▶ **Your instructions**: Images are excluded; otherwise, output every record exactly.

[Source records]
□ □ □ □ □ □ □

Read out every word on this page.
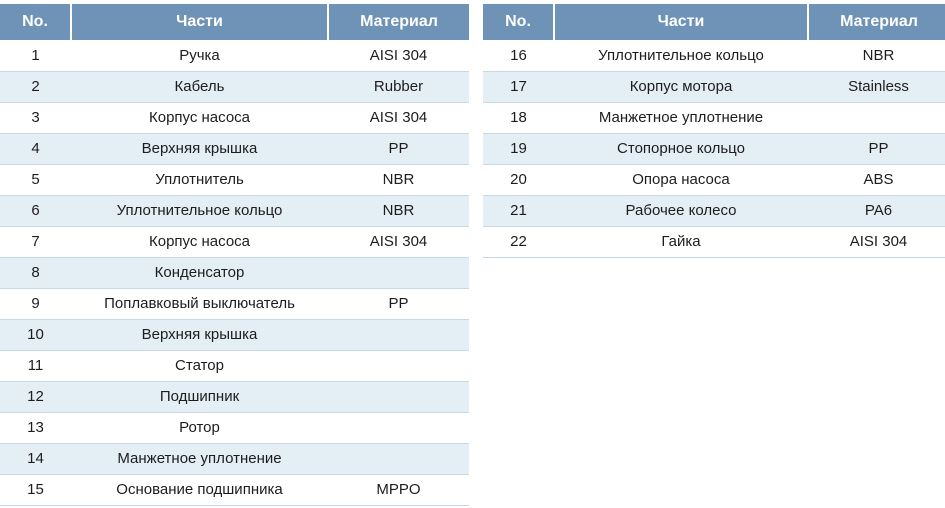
No.	Части	Материал
1	Ручка	AISI 304
2	Кабель	Rubber
3	Корпус насоса	AISI 304
4	Верхняя крышка	PP
5	Уплотнитель	NBR
6	Уплотнительное кольцо	NBR
7	Корпус насоса	AISI 304
8	Конденсатор	
9	Поплавковый выключатель	PP
10	Верхняя крышка	
11	Статор	
12	Подшипник	
13	Ротор	
14	Манжетное уплотнение	
15	Основание подшипника	MPPO
No.	Части	Материал
16	Уплотнительное кольцо	NBR
17	Корпус мотора	Stainless
18	Манжетное уплотнение	
19	Стопорное кольцо	PP
20	Опора насоса	ABS
21	Рабочее колесо	PA6
22	Гайка	AISI 304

□ □ □ □ □ □ □

▶ **Result for this task**:
Read out every word on this page.
No.	Части	Материал
1	Ручка	AISI 304
2	Кабель	Rubber
3	Корпус насоса	AISI 304
4	Верхняя крышка	PP
5	Уплотнитель	NBR
6	Уплотнительное кольцо	NBR
7	Корпус насоса	AISI 304
8	Конденсатор	
9	Поплавковый выключатель	PP
10	Верхняя крышка	
11	Статор	
12	Подшипник	
13	Ротор	
14	Манжетное уплотнение	
15	Основание подшипника	MPPO
No.	Части	Материал
16	Уплотнительное кольцо	NBR
17	Корпус мотора	Stainless
18	Манжетное уплотнение	
19	Стопорное кольцо	PP
20	Опора насоса	ABS
21	Рабочее колесо	PA6
22	Гайка	AISI 304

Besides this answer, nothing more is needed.